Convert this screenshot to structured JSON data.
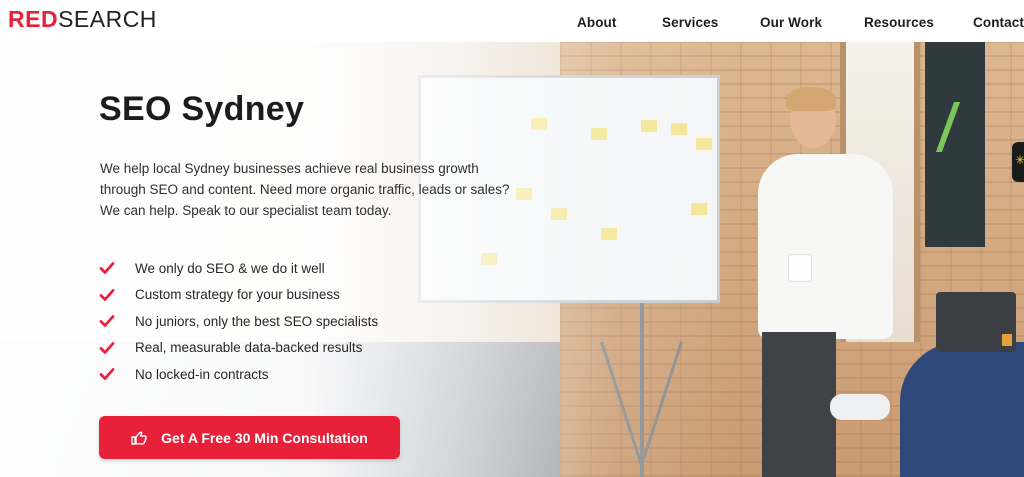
{
  "header": {
    "logo_red": "RED",
    "logo_dark": "SEARCH",
    "nav": [
      "About",
      "Services",
      "Our Work",
      "Resources",
      "Contact"
    ]
  },
  "hero": {
    "title": "SEO Sydney",
    "lead_lines": [
      "We help local Sydney businesses achieve real business growth",
      "through SEO and content. Need more organic traffic, leads or sales?",
      "We can help. Speak to our specialist team today."
    ],
    "benefits": [
      "We only do SEO & we do it well",
      "Custom strategy for your business",
      "No juniors, only the best SEO specialists",
      "Real, measurable data-backed results",
      "No locked-in contracts"
    ],
    "cta_label": "Get A Free 30 Min Consultation",
    "cta_icon": "hand-pointer-icon",
    "check_icon": "check-icon"
  },
  "colors": {
    "accent": "#e8203a",
    "text": "#1c1c1c"
  }
}
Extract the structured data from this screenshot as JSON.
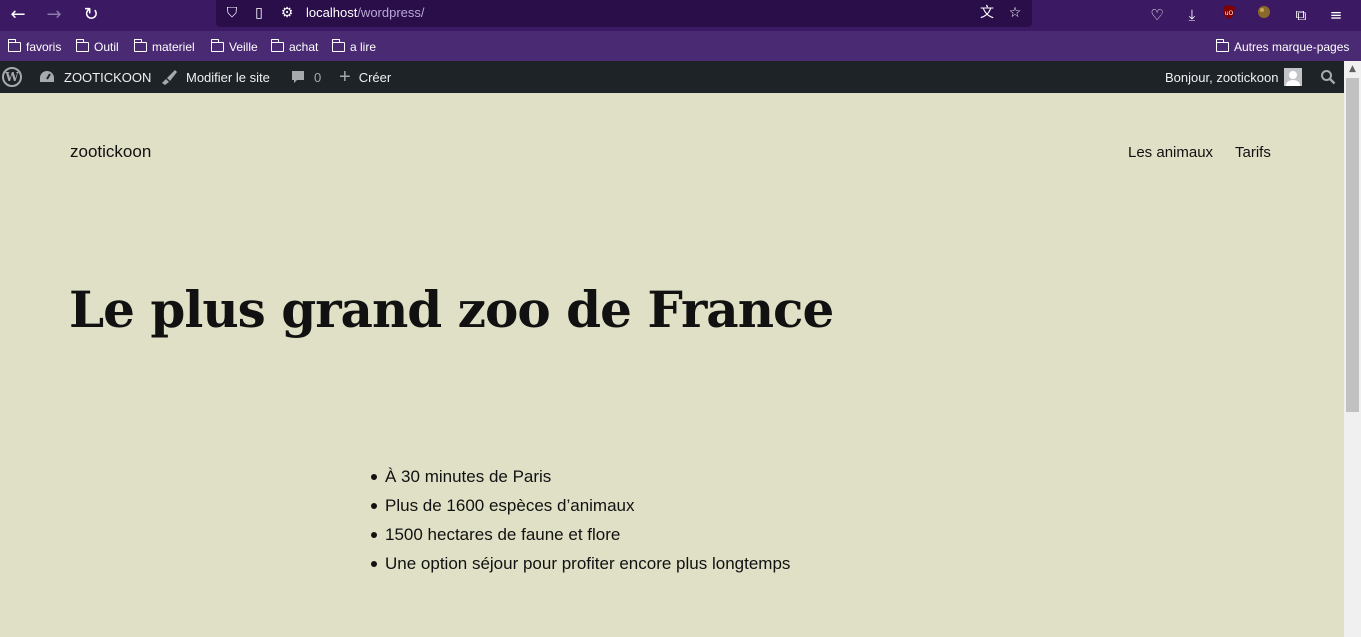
{
  "browser": {
    "url_host": "localhost",
    "url_path": "/wordpress/",
    "bookmarks": [
      "favoris",
      "Outil",
      "materiel",
      "Veille",
      "achat",
      "a lire"
    ],
    "other_bookmarks": "Autres marque-pages"
  },
  "adminbar": {
    "site_name": "ZOOTICKOON",
    "edit_site": "Modifier le site",
    "comments_count": "0",
    "new_label": "Créer",
    "greeting": "Bonjour, zootickoon"
  },
  "site": {
    "title": "zootickoon",
    "nav": [
      "Les animaux",
      "Tarifs"
    ]
  },
  "main": {
    "heading": "Le plus grand zoo de France",
    "features": [
      "À 30 minutes de Paris",
      "Plus de 1600 espèces d’animaux",
      "1500 hectares de faune et flore",
      "Une option séjour pour profiter encore plus longtemps"
    ]
  },
  "colors": {
    "page_background": "#e0e0c6",
    "adminbar": "#1d2327",
    "browser_toolbar": "#3b1a63"
  }
}
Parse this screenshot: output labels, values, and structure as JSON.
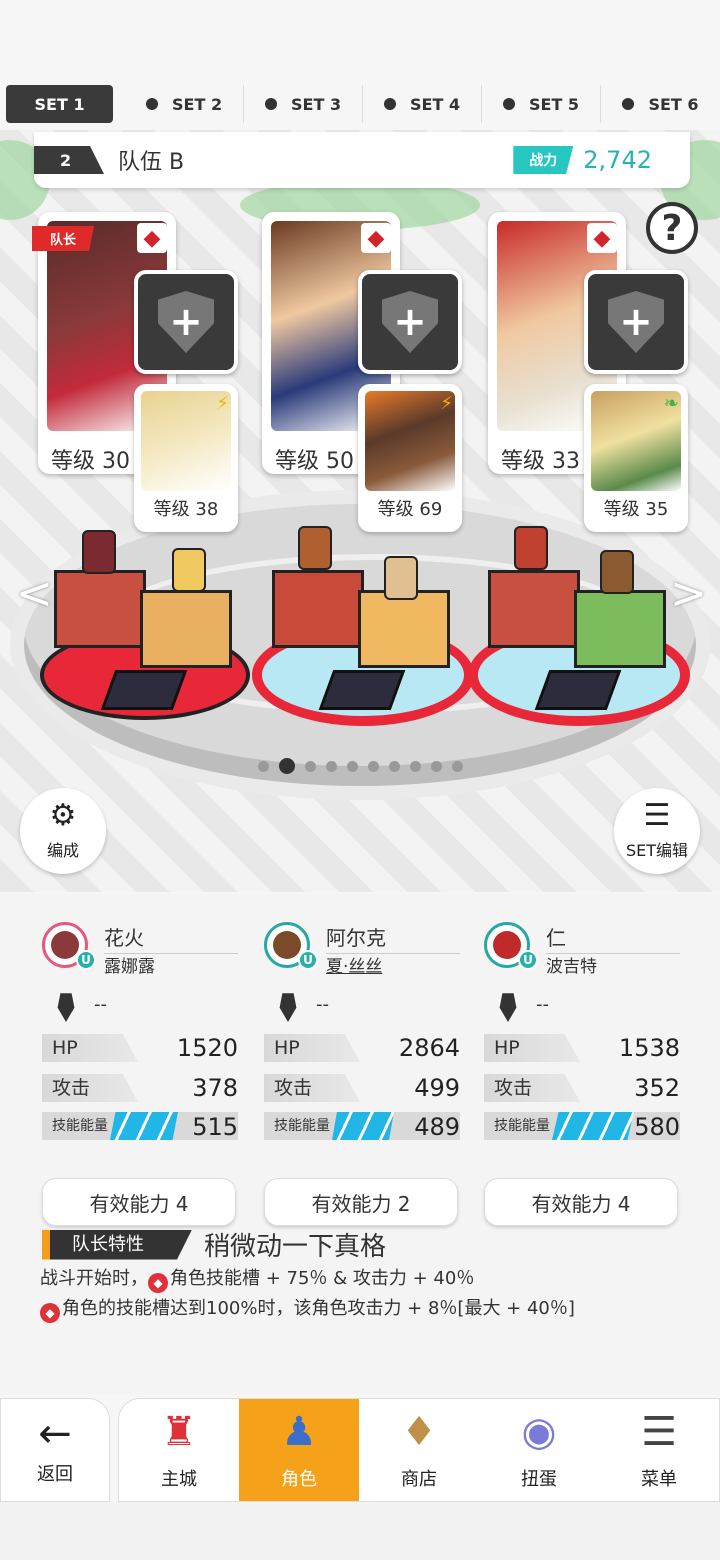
{
  "set_tabs": [
    {
      "label": "SET 1",
      "active": true
    },
    {
      "label": "SET 2",
      "active": false
    },
    {
      "label": "SET 3",
      "active": false
    },
    {
      "label": "SET 4",
      "active": false
    },
    {
      "label": "SET 5",
      "active": false
    },
    {
      "label": "SET 6",
      "active": false
    }
  ],
  "team": {
    "number": "2",
    "name": "队伍 B",
    "power_label": "战力",
    "power_value": "2,742"
  },
  "leader_tag": "队长",
  "characters": [
    {
      "level": "等级 30",
      "sub_level": "等级 38",
      "sub_element": "⚡",
      "sub_element_color": "#f0b400"
    },
    {
      "level": "等级 50",
      "sub_level": "等级 69",
      "sub_element": "⚡",
      "sub_element_color": "#f0b400"
    },
    {
      "level": "等级 33",
      "sub_level": "等级 35",
      "sub_element": "❧",
      "sub_element_color": "#3cb44a"
    }
  ],
  "help_label": "?",
  "buttons": {
    "formation": "编成",
    "set_edit": "SET编辑"
  },
  "page_dots": {
    "count": 10,
    "active": 1
  },
  "stats": [
    {
      "name": "花火",
      "sub": "露娜露",
      "weapon": "--",
      "hp_label": "HP",
      "hp": "1520",
      "atk_label": "攻击",
      "atk": "378",
      "skill_label": "技能能量",
      "skill": "515",
      "skill_fill": 0.55,
      "ability": "有效能力 4"
    },
    {
      "name": "阿尔克",
      "sub": "夏·丝丝",
      "weapon": "--",
      "hp_label": "HP",
      "hp": "2864",
      "atk_label": "攻击",
      "atk": "499",
      "skill_label": "技能能量",
      "skill": "489",
      "skill_fill": 0.52,
      "ability": "有效能力 2"
    },
    {
      "name": "仁",
      "sub": "波吉特",
      "weapon": "--",
      "hp_label": "HP",
      "hp": "1538",
      "atk_label": "攻击",
      "atk": "352",
      "skill_label": "技能能量",
      "skill": "580",
      "skill_fill": 0.62,
      "ability": "有效能力 4"
    }
  ],
  "leader_trait": {
    "label": "队长特性",
    "name": "稍微动一下真格",
    "line1": "战斗开始时，",
    "line1b": "角色技能槽 + 75％ & 攻击力 + 40％",
    "line2": "角色的技能槽达到100%时，该角色攻击力 + 8％[最大 + 40％]"
  },
  "nav": {
    "back": "返回",
    "tabs": [
      {
        "label": "主城",
        "active": false
      },
      {
        "label": "角色",
        "active": true
      },
      {
        "label": "商店",
        "active": false
      },
      {
        "label": "扭蛋",
        "active": false
      },
      {
        "label": "菜单",
        "active": false
      }
    ]
  },
  "colors": {
    "accent": "#f5a11a",
    "power": "#27c6c0",
    "skill_bar": "#22b6e6",
    "red": "#e0303a"
  }
}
•••••
## Stated task
Check each line above for the word "structured" and give the number of lines that have it, nothing else.

## Full response
2